What the task asks :: Write out every line of the material below word for word, leaving out the pictures.

Data section ::

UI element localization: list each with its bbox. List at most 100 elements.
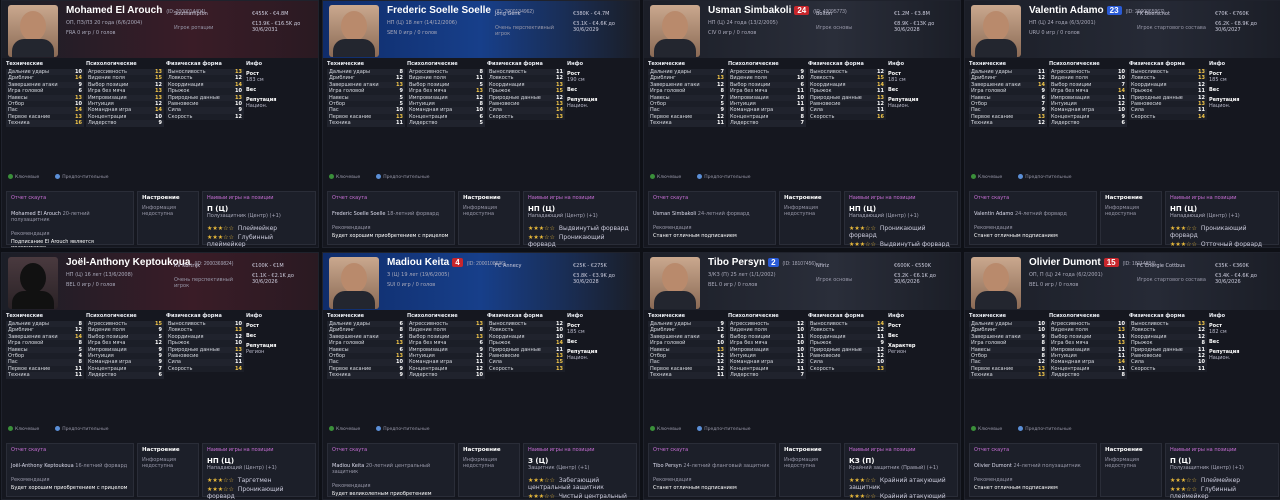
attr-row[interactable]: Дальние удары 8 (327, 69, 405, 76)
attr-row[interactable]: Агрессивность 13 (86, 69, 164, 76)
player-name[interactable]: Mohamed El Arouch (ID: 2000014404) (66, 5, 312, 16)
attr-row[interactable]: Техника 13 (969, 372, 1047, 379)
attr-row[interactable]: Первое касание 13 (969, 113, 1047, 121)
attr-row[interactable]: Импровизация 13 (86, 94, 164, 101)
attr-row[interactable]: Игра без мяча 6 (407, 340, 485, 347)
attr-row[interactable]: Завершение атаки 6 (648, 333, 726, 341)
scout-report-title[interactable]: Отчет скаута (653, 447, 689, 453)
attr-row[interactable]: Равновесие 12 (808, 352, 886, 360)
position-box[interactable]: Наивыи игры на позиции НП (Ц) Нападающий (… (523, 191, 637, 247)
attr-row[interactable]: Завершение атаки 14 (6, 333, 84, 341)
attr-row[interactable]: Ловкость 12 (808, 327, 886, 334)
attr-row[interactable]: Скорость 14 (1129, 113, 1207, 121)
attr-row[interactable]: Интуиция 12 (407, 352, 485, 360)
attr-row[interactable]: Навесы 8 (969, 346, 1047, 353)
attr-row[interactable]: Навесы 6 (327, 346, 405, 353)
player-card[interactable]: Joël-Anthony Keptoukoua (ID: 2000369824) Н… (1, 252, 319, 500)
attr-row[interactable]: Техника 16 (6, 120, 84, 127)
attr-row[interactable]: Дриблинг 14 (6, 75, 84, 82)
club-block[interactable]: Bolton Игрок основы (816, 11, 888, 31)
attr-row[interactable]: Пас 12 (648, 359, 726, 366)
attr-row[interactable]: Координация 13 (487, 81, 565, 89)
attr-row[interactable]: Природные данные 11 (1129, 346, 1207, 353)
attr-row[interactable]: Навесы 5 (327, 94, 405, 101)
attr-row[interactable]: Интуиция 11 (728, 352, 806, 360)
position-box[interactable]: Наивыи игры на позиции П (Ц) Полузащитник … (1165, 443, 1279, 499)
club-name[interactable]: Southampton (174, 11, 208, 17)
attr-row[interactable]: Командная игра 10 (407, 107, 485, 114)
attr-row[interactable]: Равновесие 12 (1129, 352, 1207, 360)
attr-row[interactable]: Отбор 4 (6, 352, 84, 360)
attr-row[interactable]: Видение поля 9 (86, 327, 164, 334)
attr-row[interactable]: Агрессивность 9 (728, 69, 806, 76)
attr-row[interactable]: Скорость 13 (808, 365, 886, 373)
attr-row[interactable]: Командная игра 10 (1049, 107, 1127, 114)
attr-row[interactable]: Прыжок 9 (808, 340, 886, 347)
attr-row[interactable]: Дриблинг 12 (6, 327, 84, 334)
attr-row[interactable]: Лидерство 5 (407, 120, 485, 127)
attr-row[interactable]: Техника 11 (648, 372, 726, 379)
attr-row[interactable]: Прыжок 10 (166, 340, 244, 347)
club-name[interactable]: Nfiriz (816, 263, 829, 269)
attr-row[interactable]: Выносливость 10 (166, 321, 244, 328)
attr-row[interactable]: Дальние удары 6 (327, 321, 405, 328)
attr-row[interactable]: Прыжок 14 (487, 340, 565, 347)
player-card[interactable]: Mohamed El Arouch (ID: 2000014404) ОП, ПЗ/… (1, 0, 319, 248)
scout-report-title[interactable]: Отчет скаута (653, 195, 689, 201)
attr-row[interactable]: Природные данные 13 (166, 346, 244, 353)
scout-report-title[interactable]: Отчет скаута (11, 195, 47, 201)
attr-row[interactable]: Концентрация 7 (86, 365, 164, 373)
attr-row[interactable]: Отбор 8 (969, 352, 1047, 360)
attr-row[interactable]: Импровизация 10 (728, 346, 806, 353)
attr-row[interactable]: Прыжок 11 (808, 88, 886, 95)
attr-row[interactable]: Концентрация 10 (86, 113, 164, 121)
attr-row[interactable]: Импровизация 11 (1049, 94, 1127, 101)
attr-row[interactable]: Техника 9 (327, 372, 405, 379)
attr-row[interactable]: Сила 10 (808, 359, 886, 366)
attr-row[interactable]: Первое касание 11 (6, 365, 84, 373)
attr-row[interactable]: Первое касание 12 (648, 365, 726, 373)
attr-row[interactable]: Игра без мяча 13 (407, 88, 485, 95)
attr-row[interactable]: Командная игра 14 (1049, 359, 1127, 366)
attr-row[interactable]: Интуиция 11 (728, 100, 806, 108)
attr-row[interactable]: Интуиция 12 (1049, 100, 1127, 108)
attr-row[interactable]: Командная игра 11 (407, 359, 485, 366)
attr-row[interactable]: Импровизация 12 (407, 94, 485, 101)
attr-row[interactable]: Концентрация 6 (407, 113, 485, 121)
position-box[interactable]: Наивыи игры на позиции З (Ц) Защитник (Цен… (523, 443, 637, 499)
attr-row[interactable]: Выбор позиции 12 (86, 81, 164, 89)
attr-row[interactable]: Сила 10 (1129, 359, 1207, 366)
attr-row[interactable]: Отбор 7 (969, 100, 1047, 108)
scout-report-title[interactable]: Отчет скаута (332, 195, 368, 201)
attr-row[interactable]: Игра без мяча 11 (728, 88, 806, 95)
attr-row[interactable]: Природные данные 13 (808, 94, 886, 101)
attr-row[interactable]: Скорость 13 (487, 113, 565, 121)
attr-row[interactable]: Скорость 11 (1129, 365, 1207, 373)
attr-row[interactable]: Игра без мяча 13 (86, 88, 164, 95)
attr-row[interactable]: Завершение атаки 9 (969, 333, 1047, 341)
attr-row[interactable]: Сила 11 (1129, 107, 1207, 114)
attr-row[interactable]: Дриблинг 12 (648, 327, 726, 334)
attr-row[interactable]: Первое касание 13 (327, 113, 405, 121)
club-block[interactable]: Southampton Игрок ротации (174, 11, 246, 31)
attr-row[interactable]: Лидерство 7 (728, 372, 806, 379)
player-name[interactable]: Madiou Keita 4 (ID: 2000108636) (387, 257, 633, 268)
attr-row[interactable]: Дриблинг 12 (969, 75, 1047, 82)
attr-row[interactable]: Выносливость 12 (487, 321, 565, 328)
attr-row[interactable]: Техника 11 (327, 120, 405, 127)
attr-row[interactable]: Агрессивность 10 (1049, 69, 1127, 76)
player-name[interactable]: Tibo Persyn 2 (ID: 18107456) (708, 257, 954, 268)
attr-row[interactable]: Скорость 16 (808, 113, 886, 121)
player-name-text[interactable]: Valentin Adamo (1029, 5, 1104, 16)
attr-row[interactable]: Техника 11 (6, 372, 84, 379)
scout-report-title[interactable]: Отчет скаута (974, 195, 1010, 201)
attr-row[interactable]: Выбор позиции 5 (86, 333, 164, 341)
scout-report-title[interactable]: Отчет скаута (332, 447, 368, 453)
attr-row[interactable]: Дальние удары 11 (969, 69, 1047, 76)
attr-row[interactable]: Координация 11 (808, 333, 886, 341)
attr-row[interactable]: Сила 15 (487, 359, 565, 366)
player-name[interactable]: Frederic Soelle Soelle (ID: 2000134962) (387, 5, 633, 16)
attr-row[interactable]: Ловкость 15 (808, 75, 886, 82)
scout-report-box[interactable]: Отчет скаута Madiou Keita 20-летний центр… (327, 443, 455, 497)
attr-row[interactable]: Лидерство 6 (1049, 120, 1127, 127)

Task answer ::
UI element localization: list each with its bbox. List at most 100 elements.
attr-row[interactable]: Дальние удары 8 (327, 69, 405, 76)
attr-row[interactable]: Агрессивность 13 (86, 69, 164, 76)
player-name[interactable]: Mohamed El Arouch (ID: 2000014404) (66, 5, 312, 16)
attr-row[interactable]: Техника 13 (969, 372, 1047, 379)
attr-row[interactable]: Первое касание 13 (969, 113, 1047, 121)
attr-row[interactable]: Импровизация 13 (86, 94, 164, 101)
attr-row[interactable]: Игра без мяча 6 (407, 340, 485, 347)
attr-row[interactable]: Завершение атаки 6 (648, 333, 726, 341)
scout-report-title[interactable]: Отчет скаута (653, 447, 689, 453)
attr-row[interactable]: Равновесие 12 (808, 352, 886, 360)
position-box[interactable]: Наивыи игры на позиции НП (Ц) Нападающий (… (523, 191, 637, 247)
attr-row[interactable]: Завершение атаки 14 (6, 333, 84, 341)
attr-row[interactable]: Ловкость 12 (808, 327, 886, 334)
attr-row[interactable]: Скорость 14 (1129, 113, 1207, 121)
attr-row[interactable]: Интуиция 12 (407, 352, 485, 360)
attr-row[interactable]: Навесы 8 (969, 346, 1047, 353)
attr-row[interactable]: Навесы 6 (327, 346, 405, 353)
player-card[interactable]: Joël-Anthony Keptoukoua (ID: 2000369824) Н… (1, 252, 319, 500)
attr-row[interactable]: Техника 16 (6, 120, 84, 127)
attr-row[interactable]: Дриблинг 14 (6, 75, 84, 82)
club-block[interactable]: Bolton Игрок основы (816, 11, 888, 31)
attr-row[interactable]: Пас 12 (648, 359, 726, 366)
attr-row[interactable]: Координация 13 (487, 81, 565, 89)
attr-row[interactable]: Природные данные 11 (1129, 346, 1207, 353)
attr-row[interactable]: Навесы 5 (327, 94, 405, 101)
attr-row[interactable]: Интуиция 11 (728, 352, 806, 360)
position-box[interactable]: Наивыи игры на позиции П (Ц) Полузащитник … (1165, 443, 1279, 499)
club-name[interactable]: Southampton (174, 11, 208, 17)
attr-row[interactable]: Командная игра 10 (407, 107, 485, 114)
attr-row[interactable]: Равновесие 12 (1129, 352, 1207, 360)
attr-row[interactable]: Отбор 4 (6, 352, 84, 360)
attr-row[interactable]: Видение поля 9 (86, 327, 164, 334)
attr-row[interactable]: Агрессивность 9 (728, 69, 806, 76)
attr-row[interactable]: Скорость 13 (808, 365, 886, 373)
attr-row[interactable]: Командная игра 10 (1049, 107, 1127, 114)
attr-row[interactable]: Прыжок 9 (808, 340, 886, 347)
attr-row[interactable]: Дриблинг 12 (6, 327, 84, 334)
attr-row[interactable]: Лидерство 5 (407, 120, 485, 127)
attr-row[interactable]: Техника 11 (648, 372, 726, 379)
attr-row[interactable]: Прыжок 10 (166, 340, 244, 347)
club-name[interactable]: Nfiriz (816, 263, 829, 269)
attr-row[interactable]: Выносливость 10 (166, 321, 244, 328)
attr-row[interactable]: Дальние удары 6 (327, 321, 405, 328)
attr-row[interactable]: Прыжок 14 (487, 340, 565, 347)
player-card[interactable]: Mohamed El Arouch (ID: 2000014404) ОП, ПЗ/… (1, 0, 319, 248)
scout-report-title[interactable]: Отчет скаута (653, 195, 689, 201)
attr-row[interactable]: Природные данные 13 (166, 346, 244, 353)
scout-report-title[interactable]: Отчет скаута (11, 195, 47, 201)
attr-row[interactable]: Концентрация 7 (86, 365, 164, 373)
attr-row[interactable]: Отбор 8 (969, 352, 1047, 360)
attr-row[interactable]: Импровизация 10 (728, 346, 806, 353)
attr-row[interactable]: Прыжок 11 (808, 88, 886, 95)
attr-row[interactable]: Концентрация 10 (86, 113, 164, 121)
attr-row[interactable]: Импровизация 11 (1049, 94, 1127, 101)
attr-row[interactable]: Техника 9 (327, 372, 405, 379)
attr-row[interactable]: Сила 10 (808, 359, 886, 366)
attr-row[interactable]: Первое касание 11 (6, 365, 84, 373)
attr-row[interactable]: Первое касание 12 (648, 365, 726, 373)
attr-row[interactable]: Игра без мяча 13 (407, 88, 485, 95)
attr-row[interactable]: Командная игра 14 (1049, 359, 1127, 366)
attr-row[interactable]: Интуиция 11 (728, 100, 806, 108)
attr-row[interactable]: Интуиция 12 (1049, 100, 1127, 108)
attr-row[interactable]: Командная игра 11 (407, 359, 485, 366)
attr-row[interactable]: Импровизация 12 (407, 94, 485, 101)
attr-row[interactable]: Концентрация 6 (407, 113, 485, 121)
position-box[interactable]: Наивыи игры на позиции З (Ц) Защитник (Цен… (523, 443, 637, 499)
attr-row[interactable]: Выбор позиции 12 (86, 81, 164, 89)
attr-row[interactable]: Сила 10 (1129, 359, 1207, 366)
attr-row[interactable]: Отбор 7 (969, 100, 1047, 108)
scout-report-title[interactable]: Отчет скаута (332, 195, 368, 201)
attr-row[interactable]: Игра без мяча 11 (728, 88, 806, 95)
attr-row[interactable]: Природные данные 13 (808, 94, 886, 101)
attr-row[interactable]: Скорость 13 (487, 113, 565, 121)
attr-row[interactable]: Скорость 11 (1129, 365, 1207, 373)
attr-row[interactable]: Игра без мяча 13 (86, 88, 164, 95)
attr-row[interactable]: Завершение атаки 9 (969, 333, 1047, 341)
attr-row[interactable]: Сила 11 (1129, 107, 1207, 114)
attr-row[interactable]: Дриблинг 12 (648, 327, 726, 334)
attr-row[interactable]: Первое касание 13 (327, 113, 405, 121)
club-block[interactable]: Southampton Игрок ротации (174, 11, 246, 31)
attr-row[interactable]: Лидерство 7 (728, 372, 806, 379)
player-name[interactable]: Madiou Keita 4 (ID: 2000108636) (387, 257, 633, 268)
attr-row[interactable]: Дриблинг 12 (969, 75, 1047, 82)
attr-row[interactable]: Выносливость 12 (487, 321, 565, 328)
attr-row[interactable]: Техника 11 (327, 120, 405, 127)
attr-row[interactable]: Агрессивность 10 (1049, 69, 1127, 76)
player-name[interactable]: Tibo Persyn 2 (ID: 18107456) (708, 257, 954, 268)
attr-row[interactable]: Скорость 16 (808, 113, 886, 121)
player-name-text[interactable]: Valentin Adamo (1029, 5, 1104, 16)
attr-row[interactable]: Техника 11 (6, 372, 84, 379)
scout-report-title[interactable]: Отчет скаута (974, 195, 1010, 201)
attr-row[interactable]: Выбор позиции 5 (86, 333, 164, 341)
scout-report-title[interactable]: Отчет скаута (332, 447, 368, 453)
attr-row[interactable]: Дальние удары 11 (969, 69, 1047, 76)
attr-row[interactable]: Координация 11 (808, 333, 886, 341)
attr-row[interactable]: Сила 15 (487, 359, 565, 366)
player-name[interactable]: Frederic Soelle Soelle (ID: 2000134962) (387, 5, 633, 16)
attr-row[interactable]: Ловкость 15 (808, 75, 886, 82)
scout-report-box[interactable]: Отчет скаута Madiou Keita 20-летний центр… (327, 443, 455, 497)
attr-row[interactable]: Лидерство 6 (1049, 120, 1127, 127)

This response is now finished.